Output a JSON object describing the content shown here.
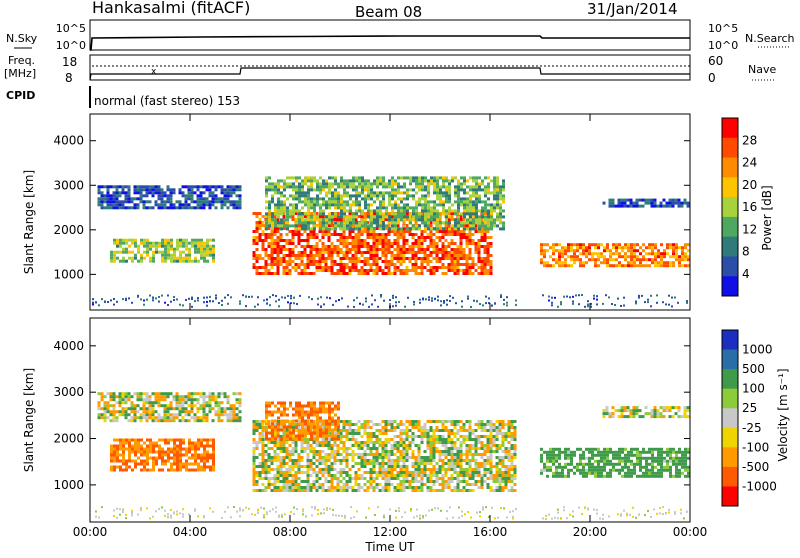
{
  "header": {
    "station": "Hankasalmi (fitACF)",
    "beam": "Beam 08",
    "date": "31/Jan/2014"
  },
  "status_panels": {
    "nsky_label": "N.Sky",
    "nsearch_label": "N.Search",
    "freq_label_line1": "Freq.",
    "freq_label_line2": "[MHz]",
    "nave_label": "Nave",
    "cpid_label": "CPID",
    "cpid_text": "normal (fast stereo) 153",
    "nsky_ticks": [
      "10^5",
      "10^0"
    ],
    "nsearch_ticks": [
      "10^5",
      "10^0"
    ],
    "freq_ticks": [
      "18",
      "8"
    ],
    "nave_ticks": [
      "60",
      "0"
    ]
  },
  "axes": {
    "x_ticks": [
      "00:00",
      "04:00",
      "08:00",
      "12:00",
      "16:00",
      "20:00",
      "00:00"
    ],
    "x_label": "Time UT",
    "y_ticks": [
      "4000",
      "3000",
      "2000",
      "1000"
    ],
    "y_label": "Slant Range [km]"
  },
  "power_colorbar": {
    "label": "Power [dB]",
    "ticks": [
      "28",
      "24",
      "20",
      "16",
      "12",
      "8",
      "4"
    ],
    "colors": [
      "#ff0000",
      "#ff4a00",
      "#ff8c00",
      "#ffc400",
      "#a8d23c",
      "#4fa860",
      "#2f7a7a",
      "#2b4fa8",
      "#1010e6"
    ]
  },
  "velocity_colorbar": {
    "label": "Velocity [m s⁻¹]",
    "ticks": [
      "1000",
      "500",
      "100",
      "25",
      "-25",
      "-100",
      "-500",
      "-1000"
    ],
    "colors": [
      "#1a2fbf",
      "#2a6ea8",
      "#3f9a4a",
      "#8ccc3a",
      "#c8c8c8",
      "#f0d400",
      "#ff9a00",
      "#ff5a00",
      "#ff0000"
    ]
  },
  "chart_data": [
    {
      "type": "heatmap",
      "title": "Power [dB]",
      "xlabel": "Time UT",
      "ylabel": "Slant Range [km]",
      "xlim": [
        "00:00",
        "24:00"
      ],
      "ylim": [
        200,
        4600
      ],
      "colorbar_range": [
        0,
        30
      ],
      "regions": [
        {
          "t_start": 0.3,
          "t_end": 6.0,
          "range_start": 2500,
          "range_end": 3000,
          "dominant_db": 6
        },
        {
          "t_start": 0.8,
          "t_end": 5.0,
          "range_start": 1300,
          "range_end": 1800,
          "dominant_db": 16
        },
        {
          "t_start": 6.5,
          "t_end": 16.0,
          "range_start": 1000,
          "range_end": 2400,
          "dominant_db": 26
        },
        {
          "t_start": 7.0,
          "t_end": 16.5,
          "range_start": 2000,
          "range_end": 3200,
          "dominant_db": 14
        },
        {
          "t_start": 18.0,
          "t_end": 23.9,
          "range_start": 1200,
          "range_end": 1700,
          "dominant_db": 24
        },
        {
          "t_start": 20.5,
          "t_end": 23.9,
          "range_start": 2500,
          "range_end": 2700,
          "dominant_db": 6
        }
      ]
    },
    {
      "type": "heatmap",
      "title": "Velocity [m s⁻¹]",
      "xlabel": "Time UT",
      "ylabel": "Slant Range [km]",
      "xlim": [
        "00:00",
        "24:00"
      ],
      "ylim": [
        200,
        4600
      ],
      "colorbar_range": [
        -1000,
        1000
      ],
      "regions": [
        {
          "t_start": 0.3,
          "t_end": 6.0,
          "range_start": 2400,
          "range_end": 3000,
          "dominant_ms": 0
        },
        {
          "t_start": 0.8,
          "t_end": 5.0,
          "range_start": 1300,
          "range_end": 2000,
          "dominant_ms": -300
        },
        {
          "t_start": 6.5,
          "t_end": 17.0,
          "range_start": 900,
          "range_end": 2400,
          "dominant_ms": 0
        },
        {
          "t_start": 7.0,
          "t_end": 10.0,
          "range_start": 2000,
          "range_end": 2800,
          "dominant_ms": -300
        },
        {
          "t_start": 18.0,
          "t_end": 23.9,
          "range_start": 1200,
          "range_end": 1800,
          "dominant_ms": 150
        },
        {
          "t_start": 20.5,
          "t_end": 23.9,
          "range_start": 2500,
          "range_end": 2700,
          "dominant_ms": 0
        }
      ]
    }
  ]
}
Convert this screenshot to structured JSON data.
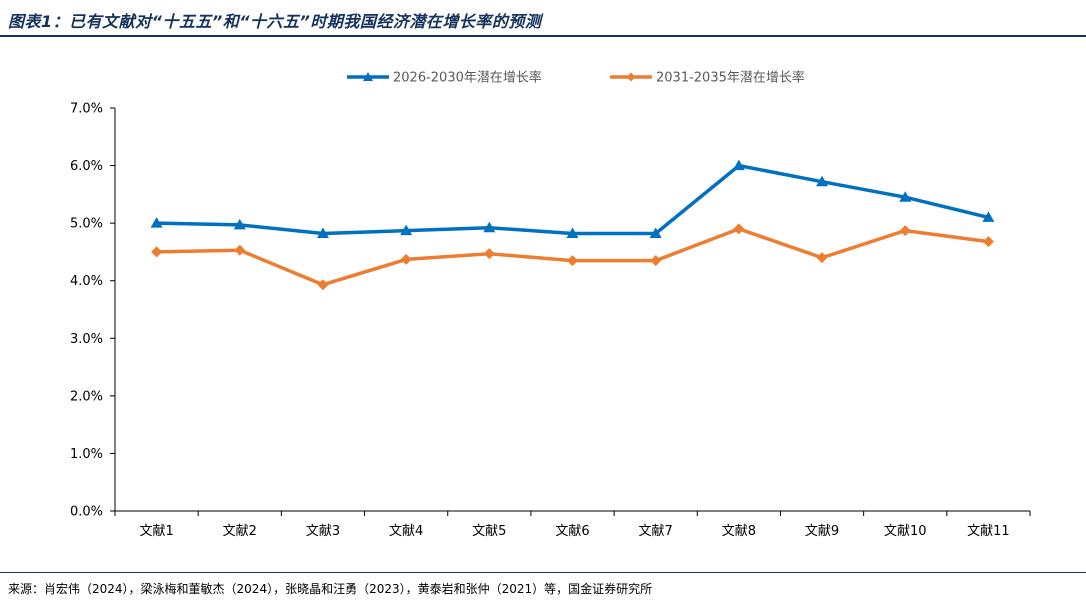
{
  "figure": {
    "title": "图表1：已有文献对“十五五”和“十六五”时期我国经济潜在增长率的预测",
    "source": "来源：肖宏伟（2024），梁泳梅和董敏杰（2024），张晓晶和汪勇（2023），黄泰岩和张仲（2021）等，国金证券研究所"
  },
  "colors": {
    "accent": "#14325c",
    "series1": "#0070C0",
    "series2": "#ED7D31",
    "axis": "#000000"
  },
  "chart_data": {
    "type": "line",
    "title": "",
    "xlabel": "",
    "ylabel": "",
    "categories": [
      "文献1",
      "文献2",
      "文献3",
      "文献4",
      "文献5",
      "文献6",
      "文献7",
      "文献8",
      "文献9",
      "文献10",
      "文献11"
    ],
    "series": [
      {
        "name": "2026-2030年潜在增长率",
        "marker": "triangle",
        "color": "#0070C0",
        "values": [
          5.0,
          4.97,
          4.82,
          4.87,
          4.92,
          4.82,
          4.82,
          6.0,
          5.72,
          5.45,
          5.1
        ]
      },
      {
        "name": "2031-2035年潜在增长率",
        "marker": "diamond",
        "color": "#ED7D31",
        "values": [
          4.5,
          4.53,
          3.93,
          4.37,
          4.47,
          4.35,
          4.35,
          4.9,
          4.4,
          4.87,
          4.68
        ]
      }
    ],
    "ylim": [
      0,
      7
    ],
    "yticks": [
      "0.0%",
      "1.0%",
      "2.0%",
      "3.0%",
      "4.0%",
      "5.0%",
      "6.0%",
      "7.0%"
    ],
    "legend_position": "top",
    "grid": false
  }
}
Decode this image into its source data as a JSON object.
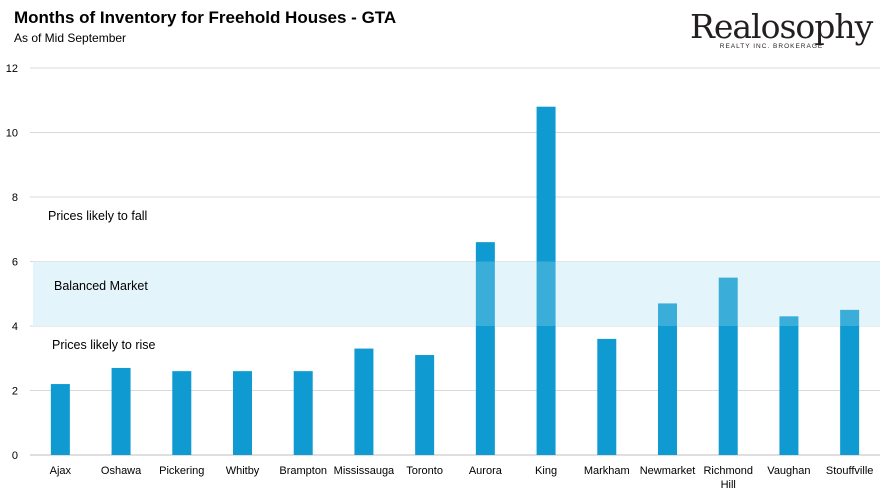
{
  "header": {
    "title": "Months of Inventory for Freehold Houses - GTA",
    "subtitle": "As of Mid September"
  },
  "logo": {
    "name": "Realosophy",
    "tagline": "REALTY INC. BROKERAGE"
  },
  "colors": {
    "bar": "#0f9bd1",
    "band": "#dff2fa",
    "grid": "#d9d9d9"
  },
  "chart_data": {
    "type": "bar",
    "title": "Months of Inventory for Freehold Houses - GTA",
    "subtitle": "As of Mid September",
    "xlabel": "",
    "ylabel": "",
    "ylim": [
      0,
      12
    ],
    "yticks": [
      0,
      2,
      4,
      6,
      8,
      10,
      12
    ],
    "grid": true,
    "categories": [
      "Ajax",
      "Oshawa",
      "Pickering",
      "Whitby",
      "Brampton",
      "Mississauga",
      "Toronto",
      "Aurora",
      "King",
      "Markham",
      "Newmarket",
      "Richmond Hill",
      "Vaughan",
      "Stouffville"
    ],
    "values": [
      2.2,
      2.7,
      2.6,
      2.6,
      2.6,
      3.3,
      3.1,
      6.6,
      10.8,
      3.6,
      4.7,
      5.5,
      4.3,
      4.5
    ],
    "balanced_band": [
      4,
      6
    ],
    "annotations": {
      "above": "Prices likely to fall",
      "band": "Balanced Market",
      "below": "Prices likely to rise"
    }
  }
}
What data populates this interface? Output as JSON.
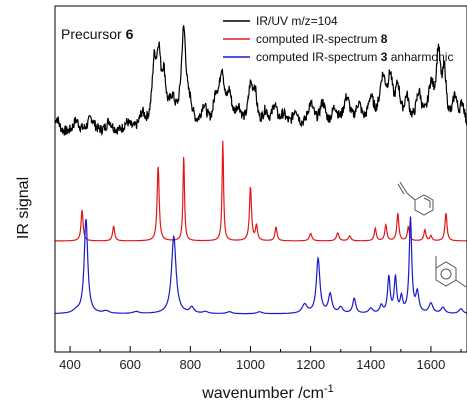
{
  "chart_data": {
    "type": "line",
    "xlabel": "wavenumber /cm",
    "xlabel_superscript": "-1",
    "ylabel": "IR signal",
    "xlim": [
      350,
      1720
    ],
    "x_ticks": [
      "400",
      "600",
      "800",
      "1000",
      "1200",
      "1400",
      "1600"
    ],
    "grid": false,
    "legend_position": "top-right",
    "annotation": {
      "text": "Precursor ",
      "bold": "6"
    },
    "series": [
      {
        "name": "IR/UV m/z=104",
        "color": "#000000",
        "baseline": 0.3,
        "peaks": [
          [
            356,
            0.28,
            10
          ],
          [
            420,
            0.22,
            12
          ],
          [
            470,
            0.26,
            14
          ],
          [
            530,
            0.2,
            12
          ],
          [
            590,
            0.16,
            14
          ],
          [
            640,
            0.28,
            12
          ],
          [
            680,
            1.05,
            9
          ],
          [
            695,
            1.1,
            8
          ],
          [
            712,
            0.8,
            9
          ],
          [
            740,
            0.45,
            12
          ],
          [
            778,
            1.72,
            10
          ],
          [
            800,
            0.3,
            10
          ],
          [
            845,
            0.4,
            12
          ],
          [
            885,
            0.5,
            10
          ],
          [
            905,
            0.95,
            10
          ],
          [
            930,
            0.55,
            10
          ],
          [
            960,
            0.35,
            12
          ],
          [
            1000,
            0.7,
            10
          ],
          [
            1015,
            0.55,
            8
          ],
          [
            1050,
            0.3,
            12
          ],
          [
            1080,
            0.4,
            10
          ],
          [
            1110,
            0.25,
            14
          ],
          [
            1150,
            0.35,
            12
          ],
          [
            1200,
            0.45,
            14
          ],
          [
            1240,
            0.45,
            12
          ],
          [
            1280,
            0.35,
            12
          ],
          [
            1320,
            0.55,
            14
          ],
          [
            1360,
            0.4,
            12
          ],
          [
            1400,
            0.5,
            12
          ],
          [
            1440,
            0.85,
            14
          ],
          [
            1465,
            0.75,
            10
          ],
          [
            1490,
            0.65,
            10
          ],
          [
            1520,
            0.5,
            10
          ],
          [
            1560,
            0.6,
            12
          ],
          [
            1600,
            0.7,
            12
          ],
          [
            1625,
            1.25,
            9
          ],
          [
            1645,
            0.9,
            8
          ],
          [
            1680,
            0.55,
            10
          ],
          [
            1705,
            0.45,
            10
          ]
        ]
      },
      {
        "name": "computed IR-spectrum ",
        "name_bold": "8",
        "color": "#e01818",
        "baseline": 0.0,
        "peaks": [
          [
            440,
            0.62,
            4
          ],
          [
            545,
            0.3,
            4
          ],
          [
            693,
            1.5,
            4
          ],
          [
            778,
            1.72,
            3
          ],
          [
            908,
            2.0,
            3
          ],
          [
            1000,
            1.08,
            4
          ],
          [
            1020,
            0.3,
            4
          ],
          [
            1085,
            0.28,
            4
          ],
          [
            1200,
            0.15,
            5
          ],
          [
            1290,
            0.16,
            5
          ],
          [
            1330,
            0.1,
            5
          ],
          [
            1415,
            0.25,
            4
          ],
          [
            1450,
            0.32,
            4
          ],
          [
            1490,
            0.55,
            4
          ],
          [
            1525,
            0.28,
            4
          ],
          [
            1580,
            0.22,
            4
          ],
          [
            1600,
            0.1,
            4
          ],
          [
            1650,
            0.56,
            4
          ]
        ]
      },
      {
        "name": "computed IR-spectrum ",
        "name_bold": "3",
        "name_suffix": " anharmonic",
        "color": "#1a1acc",
        "baseline": 0.0,
        "peaks": [
          [
            420,
            0.05,
            12
          ],
          [
            453,
            1.9,
            7
          ],
          [
            520,
            0.05,
            12
          ],
          [
            620,
            0.04,
            12
          ],
          [
            745,
            1.55,
            9
          ],
          [
            805,
            0.12,
            8
          ],
          [
            850,
            0.04,
            10
          ],
          [
            930,
            0.04,
            10
          ],
          [
            1030,
            0.04,
            10
          ],
          [
            1180,
            0.18,
            10
          ],
          [
            1225,
            1.1,
            7
          ],
          [
            1265,
            0.38,
            7
          ],
          [
            1300,
            0.12,
            8
          ],
          [
            1345,
            0.3,
            6
          ],
          [
            1400,
            0.1,
            8
          ],
          [
            1435,
            0.15,
            6
          ],
          [
            1460,
            0.72,
            5
          ],
          [
            1482,
            0.7,
            5
          ],
          [
            1502,
            0.3,
            5
          ],
          [
            1532,
            1.9,
            5
          ],
          [
            1555,
            0.4,
            6
          ],
          [
            1600,
            0.2,
            8
          ],
          [
            1640,
            0.12,
            8
          ],
          [
            1700,
            0.1,
            8
          ]
        ]
      }
    ]
  }
}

• [WHAT IS BEING ASKED] Search the data for "Prices". Copy every matching line.

• [CORRECT OUTPUT]
      "above": "Prices likely to fall",
      "below": "Prices likely to rise"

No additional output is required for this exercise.